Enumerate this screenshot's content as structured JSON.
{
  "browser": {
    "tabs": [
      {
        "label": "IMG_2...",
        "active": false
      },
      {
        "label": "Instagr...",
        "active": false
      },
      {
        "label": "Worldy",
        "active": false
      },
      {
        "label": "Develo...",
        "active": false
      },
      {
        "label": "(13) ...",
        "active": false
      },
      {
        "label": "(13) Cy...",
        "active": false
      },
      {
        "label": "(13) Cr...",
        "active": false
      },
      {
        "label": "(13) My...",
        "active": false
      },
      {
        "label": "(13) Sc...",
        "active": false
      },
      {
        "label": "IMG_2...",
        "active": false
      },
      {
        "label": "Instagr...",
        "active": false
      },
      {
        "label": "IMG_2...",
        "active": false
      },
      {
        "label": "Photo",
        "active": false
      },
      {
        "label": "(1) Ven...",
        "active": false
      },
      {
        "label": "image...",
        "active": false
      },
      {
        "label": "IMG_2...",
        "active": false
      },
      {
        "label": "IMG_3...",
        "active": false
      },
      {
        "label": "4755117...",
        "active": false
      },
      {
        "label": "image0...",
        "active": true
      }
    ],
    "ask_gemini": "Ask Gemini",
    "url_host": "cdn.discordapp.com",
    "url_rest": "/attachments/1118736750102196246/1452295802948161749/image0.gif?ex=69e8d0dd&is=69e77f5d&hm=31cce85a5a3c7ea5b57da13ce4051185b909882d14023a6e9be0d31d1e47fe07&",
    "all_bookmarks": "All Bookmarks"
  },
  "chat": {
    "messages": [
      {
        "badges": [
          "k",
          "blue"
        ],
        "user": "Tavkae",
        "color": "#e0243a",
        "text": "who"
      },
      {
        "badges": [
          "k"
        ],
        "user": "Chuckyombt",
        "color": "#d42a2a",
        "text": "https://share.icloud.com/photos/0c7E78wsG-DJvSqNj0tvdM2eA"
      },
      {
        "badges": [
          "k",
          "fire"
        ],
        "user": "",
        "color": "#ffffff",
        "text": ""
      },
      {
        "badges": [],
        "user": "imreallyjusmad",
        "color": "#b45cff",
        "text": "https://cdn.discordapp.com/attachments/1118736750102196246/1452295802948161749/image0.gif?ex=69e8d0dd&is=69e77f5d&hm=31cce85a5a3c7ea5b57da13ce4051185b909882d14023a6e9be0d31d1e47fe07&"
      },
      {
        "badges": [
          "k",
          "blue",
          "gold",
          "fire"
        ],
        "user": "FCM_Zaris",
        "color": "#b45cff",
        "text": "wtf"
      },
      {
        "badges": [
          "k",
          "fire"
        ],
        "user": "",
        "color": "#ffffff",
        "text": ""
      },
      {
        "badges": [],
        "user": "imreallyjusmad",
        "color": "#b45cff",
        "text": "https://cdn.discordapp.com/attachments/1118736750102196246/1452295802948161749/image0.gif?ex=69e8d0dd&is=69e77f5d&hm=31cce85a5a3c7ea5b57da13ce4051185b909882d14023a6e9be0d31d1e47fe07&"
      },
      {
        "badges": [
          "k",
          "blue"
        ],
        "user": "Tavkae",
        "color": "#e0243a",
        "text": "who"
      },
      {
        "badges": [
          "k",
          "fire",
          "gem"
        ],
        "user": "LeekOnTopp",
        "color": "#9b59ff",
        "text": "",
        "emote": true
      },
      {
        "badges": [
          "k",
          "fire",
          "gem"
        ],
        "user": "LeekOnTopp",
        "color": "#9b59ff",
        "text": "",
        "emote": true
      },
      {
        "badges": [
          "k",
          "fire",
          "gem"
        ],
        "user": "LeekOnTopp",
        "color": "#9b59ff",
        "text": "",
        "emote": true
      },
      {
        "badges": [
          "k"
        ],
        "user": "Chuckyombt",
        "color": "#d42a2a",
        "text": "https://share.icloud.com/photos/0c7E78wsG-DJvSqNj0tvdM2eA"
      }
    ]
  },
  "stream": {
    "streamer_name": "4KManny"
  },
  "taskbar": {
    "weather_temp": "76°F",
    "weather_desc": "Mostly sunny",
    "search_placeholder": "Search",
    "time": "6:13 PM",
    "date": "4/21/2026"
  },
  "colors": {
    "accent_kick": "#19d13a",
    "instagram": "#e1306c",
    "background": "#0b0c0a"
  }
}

------------------------------------------------

Transcribe all of the lines in the records precisely.

Enumerate this screenshot's content as structured JSON.
{
  "browser": {
    "tabs": [
      {
        "label": "IMG_2...",
        "active": false
      },
      {
        "label": "Instagr...",
        "active": false
      },
      {
        "label": "Worldy",
        "active": false
      },
      {
        "label": "Develo...",
        "active": false
      },
      {
        "label": "(13) ...",
        "active": false
      },
      {
        "label": "(13) Cy...",
        "active": false
      },
      {
        "label": "(13) Cr...",
        "active": false
      },
      {
        "label": "(13) My...",
        "active": false
      },
      {
        "label": "(13) Sc...",
        "active": false
      },
      {
        "label": "IMG_2...",
        "active": false
      },
      {
        "label": "Instagr...",
        "active": false
      },
      {
        "label": "IMG_2...",
        "active": false
      },
      {
        "label": "Photo",
        "active": false
      },
      {
        "label": "(1) Ven...",
        "active": false
      },
      {
        "label": "image...",
        "active": false
      },
      {
        "label": "IMG_2...",
        "active": false
      },
      {
        "label": "IMG_3...",
        "active": false
      },
      {
        "label": "4755117...",
        "active": false
      },
      {
        "label": "image0...",
        "active": true
      }
    ],
    "ask_gemini": "Ask Gemini",
    "url_host": "cdn.discordapp.com",
    "url_rest": "/attachments/1118736750102196246/1452295802948161749/image0.gif?ex=69e8d0dd&is=69e77f5d&hm=31cce85a5a3c7ea5b57da13ce4051185b909882d14023a6e9be0d31d1e47fe07&",
    "all_bookmarks": "All Bookmarks"
  },
  "chat": {
    "messages": [
      {
        "badges": [
          "k",
          "blue"
        ],
        "user": "Tavkae",
        "color": "#e0243a",
        "text": "who"
      },
      {
        "badges": [
          "k"
        ],
        "user": "Chuckyombt",
        "color": "#d42a2a",
        "text": "https://share.icloud.com/photos/0c7E78wsG-DJvSqNj0tvdM2eA"
      },
      {
        "badges": [
          "k",
          "fire"
        ],
        "user": "",
        "color": "#ffffff",
        "text": ""
      },
      {
        "badges": [],
        "user": "imreallyjusmad",
        "color": "#b45cff",
        "text": "https://cdn.discordapp.com/attachments/1118736750102196246/1452295802948161749/image0.gif?ex=69e8d0dd&is=69e77f5d&hm=31cce85a5a3c7ea5b57da13ce4051185b909882d14023a6e9be0d31d1e47fe07&"
      },
      {
        "badges": [
          "k",
          "blue",
          "gold",
          "fire"
        ],
        "user": "FCM_Zaris",
        "color": "#b45cff",
        "text": "wtf"
      },
      {
        "badges": [
          "k",
          "fire"
        ],
        "user": "",
        "color": "#ffffff",
        "text": ""
      },
      {
        "badges": [],
        "user": "imreallyjusmad",
        "color": "#b45cff",
        "text": "https://cdn.discordapp.com/attachments/1118736750102196246/1452295802948161749/image0.gif?ex=69e8d0dd&is=69e77f5d&hm=31cce85a5a3c7ea5b57da13ce4051185b909882d14023a6e9be0d31d1e47fe07&"
      },
      {
        "badges": [
          "k",
          "blue"
        ],
        "user": "Tavkae",
        "color": "#e0243a",
        "text": "who"
      },
      {
        "badges": [
          "k",
          "fire",
          "gem"
        ],
        "user": "LeekOnTopp",
        "color": "#9b59ff",
        "text": "",
        "emote": true
      },
      {
        "badges": [
          "k",
          "fire",
          "gem"
        ],
        "user": "LeekOnTopp",
        "color": "#9b59ff",
        "text": "",
        "emote": true
      },
      {
        "badges": [
          "k",
          "fire",
          "gem"
        ],
        "user": "LeekOnTopp",
        "color": "#9b59ff",
        "text": "",
        "emote": true
      },
      {
        "badges": [
          "k"
        ],
        "user": "Chuckyombt",
        "color": "#d42a2a",
        "text": "https://share.icloud.com/photos/0c7E78wsG-DJvSqNj0tvdM2eA"
      }
    ]
  },
  "stream": {
    "streamer_name": "4KManny"
  },
  "taskbar": {
    "weather_temp": "76°F",
    "weather_desc": "Mostly sunny",
    "search_placeholder": "Search",
    "time": "6:13 PM",
    "date": "4/21/2026"
  },
  "colors": {
    "accent_kick": "#19d13a",
    "instagram": "#e1306c",
    "background": "#0b0c0a"
  }
}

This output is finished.